Records from a collection of figures:
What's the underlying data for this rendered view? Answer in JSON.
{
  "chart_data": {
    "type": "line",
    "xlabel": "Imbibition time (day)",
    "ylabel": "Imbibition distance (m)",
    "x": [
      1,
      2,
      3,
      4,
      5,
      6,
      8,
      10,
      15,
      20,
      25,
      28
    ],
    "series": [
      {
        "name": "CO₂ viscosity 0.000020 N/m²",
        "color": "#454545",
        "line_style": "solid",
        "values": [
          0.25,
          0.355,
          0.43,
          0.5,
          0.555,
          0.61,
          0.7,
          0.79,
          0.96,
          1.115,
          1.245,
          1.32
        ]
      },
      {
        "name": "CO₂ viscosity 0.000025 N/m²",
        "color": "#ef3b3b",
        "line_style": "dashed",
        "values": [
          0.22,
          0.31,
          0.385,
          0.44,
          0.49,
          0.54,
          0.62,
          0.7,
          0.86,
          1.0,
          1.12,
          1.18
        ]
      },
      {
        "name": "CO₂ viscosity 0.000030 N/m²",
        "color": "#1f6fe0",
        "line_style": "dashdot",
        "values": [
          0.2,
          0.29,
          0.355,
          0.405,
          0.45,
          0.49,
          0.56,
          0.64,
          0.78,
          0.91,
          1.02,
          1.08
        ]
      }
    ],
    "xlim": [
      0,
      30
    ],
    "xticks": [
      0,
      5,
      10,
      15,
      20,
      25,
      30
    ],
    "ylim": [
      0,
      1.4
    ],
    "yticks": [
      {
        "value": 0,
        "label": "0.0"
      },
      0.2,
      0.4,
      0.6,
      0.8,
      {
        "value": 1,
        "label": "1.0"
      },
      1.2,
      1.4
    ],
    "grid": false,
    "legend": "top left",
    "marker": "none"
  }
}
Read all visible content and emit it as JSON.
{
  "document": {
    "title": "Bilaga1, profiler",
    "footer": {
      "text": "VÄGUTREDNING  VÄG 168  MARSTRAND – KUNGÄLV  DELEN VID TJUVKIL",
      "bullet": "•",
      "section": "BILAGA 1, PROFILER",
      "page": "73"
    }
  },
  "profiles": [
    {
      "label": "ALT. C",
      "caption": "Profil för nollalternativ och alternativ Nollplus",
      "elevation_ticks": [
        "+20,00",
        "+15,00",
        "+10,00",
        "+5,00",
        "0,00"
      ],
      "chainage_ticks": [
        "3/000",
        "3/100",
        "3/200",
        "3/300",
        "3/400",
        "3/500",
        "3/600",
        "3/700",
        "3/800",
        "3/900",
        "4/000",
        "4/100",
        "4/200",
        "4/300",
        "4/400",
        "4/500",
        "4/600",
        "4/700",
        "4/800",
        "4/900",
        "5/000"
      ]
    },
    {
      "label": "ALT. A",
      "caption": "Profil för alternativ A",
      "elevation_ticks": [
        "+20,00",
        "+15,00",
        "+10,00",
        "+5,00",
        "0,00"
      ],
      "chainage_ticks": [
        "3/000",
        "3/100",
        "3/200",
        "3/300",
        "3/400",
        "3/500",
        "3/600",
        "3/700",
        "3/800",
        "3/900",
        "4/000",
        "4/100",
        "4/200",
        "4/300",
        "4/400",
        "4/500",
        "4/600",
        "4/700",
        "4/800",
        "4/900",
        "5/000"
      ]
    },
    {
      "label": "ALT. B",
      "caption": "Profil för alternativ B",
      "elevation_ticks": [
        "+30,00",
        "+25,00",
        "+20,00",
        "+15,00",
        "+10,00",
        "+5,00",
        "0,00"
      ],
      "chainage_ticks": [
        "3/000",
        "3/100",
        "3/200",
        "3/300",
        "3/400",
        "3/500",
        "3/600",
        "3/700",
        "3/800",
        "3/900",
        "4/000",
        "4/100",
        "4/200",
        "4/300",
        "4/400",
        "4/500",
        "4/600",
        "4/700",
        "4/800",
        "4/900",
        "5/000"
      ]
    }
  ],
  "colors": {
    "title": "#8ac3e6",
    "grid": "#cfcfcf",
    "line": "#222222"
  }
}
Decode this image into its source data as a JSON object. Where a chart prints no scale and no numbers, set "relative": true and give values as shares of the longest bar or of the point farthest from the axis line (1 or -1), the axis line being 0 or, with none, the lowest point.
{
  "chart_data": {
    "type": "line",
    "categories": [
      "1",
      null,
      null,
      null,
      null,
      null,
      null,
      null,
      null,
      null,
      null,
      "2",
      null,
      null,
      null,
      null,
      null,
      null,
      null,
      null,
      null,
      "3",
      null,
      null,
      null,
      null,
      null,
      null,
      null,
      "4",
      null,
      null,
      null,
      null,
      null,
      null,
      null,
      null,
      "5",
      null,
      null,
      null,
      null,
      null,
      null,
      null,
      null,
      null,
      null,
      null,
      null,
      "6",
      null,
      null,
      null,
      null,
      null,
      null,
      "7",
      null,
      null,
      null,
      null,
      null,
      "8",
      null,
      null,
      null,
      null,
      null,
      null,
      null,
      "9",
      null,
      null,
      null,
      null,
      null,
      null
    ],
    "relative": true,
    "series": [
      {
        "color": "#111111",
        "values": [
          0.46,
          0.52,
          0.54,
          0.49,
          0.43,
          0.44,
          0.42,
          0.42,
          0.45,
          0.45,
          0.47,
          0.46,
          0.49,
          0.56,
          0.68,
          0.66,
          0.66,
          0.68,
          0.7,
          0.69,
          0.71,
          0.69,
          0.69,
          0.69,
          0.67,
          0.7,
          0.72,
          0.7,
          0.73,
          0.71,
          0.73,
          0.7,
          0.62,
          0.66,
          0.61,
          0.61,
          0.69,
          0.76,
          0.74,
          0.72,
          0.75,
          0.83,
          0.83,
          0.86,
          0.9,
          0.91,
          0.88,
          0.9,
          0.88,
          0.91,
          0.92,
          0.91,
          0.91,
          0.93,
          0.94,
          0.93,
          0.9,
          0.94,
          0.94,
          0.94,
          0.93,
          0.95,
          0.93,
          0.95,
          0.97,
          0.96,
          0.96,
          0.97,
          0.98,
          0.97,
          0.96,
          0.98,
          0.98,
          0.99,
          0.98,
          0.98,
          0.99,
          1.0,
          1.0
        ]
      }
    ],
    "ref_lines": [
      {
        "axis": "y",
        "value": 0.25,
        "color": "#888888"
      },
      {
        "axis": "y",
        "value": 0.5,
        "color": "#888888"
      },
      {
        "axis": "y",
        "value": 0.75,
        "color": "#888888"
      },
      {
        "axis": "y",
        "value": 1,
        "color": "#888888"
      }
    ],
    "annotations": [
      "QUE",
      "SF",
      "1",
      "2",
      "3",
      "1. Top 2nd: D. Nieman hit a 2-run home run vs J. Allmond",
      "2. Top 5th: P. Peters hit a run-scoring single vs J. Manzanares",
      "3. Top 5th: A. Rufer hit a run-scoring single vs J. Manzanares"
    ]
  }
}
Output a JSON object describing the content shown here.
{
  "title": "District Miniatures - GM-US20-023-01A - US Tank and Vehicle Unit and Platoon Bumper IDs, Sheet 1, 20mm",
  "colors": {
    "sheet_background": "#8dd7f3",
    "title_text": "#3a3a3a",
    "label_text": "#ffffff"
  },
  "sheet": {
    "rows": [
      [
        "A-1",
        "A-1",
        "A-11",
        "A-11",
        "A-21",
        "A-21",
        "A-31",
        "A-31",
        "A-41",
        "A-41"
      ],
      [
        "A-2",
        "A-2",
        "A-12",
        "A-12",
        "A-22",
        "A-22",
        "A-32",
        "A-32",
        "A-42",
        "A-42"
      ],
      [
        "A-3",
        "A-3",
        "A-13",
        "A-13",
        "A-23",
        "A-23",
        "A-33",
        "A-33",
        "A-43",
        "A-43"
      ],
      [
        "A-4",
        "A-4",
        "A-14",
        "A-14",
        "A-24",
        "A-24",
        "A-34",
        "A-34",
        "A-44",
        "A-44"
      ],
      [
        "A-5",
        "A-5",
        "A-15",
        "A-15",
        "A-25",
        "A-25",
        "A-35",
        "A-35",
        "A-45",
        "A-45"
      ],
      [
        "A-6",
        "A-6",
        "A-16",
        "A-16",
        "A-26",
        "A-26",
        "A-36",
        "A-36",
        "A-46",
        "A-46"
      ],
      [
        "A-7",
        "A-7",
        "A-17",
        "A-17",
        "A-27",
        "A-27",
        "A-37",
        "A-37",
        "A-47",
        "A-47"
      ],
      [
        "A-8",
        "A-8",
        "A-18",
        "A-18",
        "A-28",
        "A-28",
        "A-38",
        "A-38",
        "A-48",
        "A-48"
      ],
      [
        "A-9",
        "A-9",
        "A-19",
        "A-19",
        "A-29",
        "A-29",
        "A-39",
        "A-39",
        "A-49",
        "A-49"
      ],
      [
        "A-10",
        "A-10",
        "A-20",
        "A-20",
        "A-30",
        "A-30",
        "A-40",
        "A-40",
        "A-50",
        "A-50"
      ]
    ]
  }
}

TASK TO COMPLETE: Some lines of the data may hold the word "content". Say how many do, with nothing else.

FINAL RESULT: 2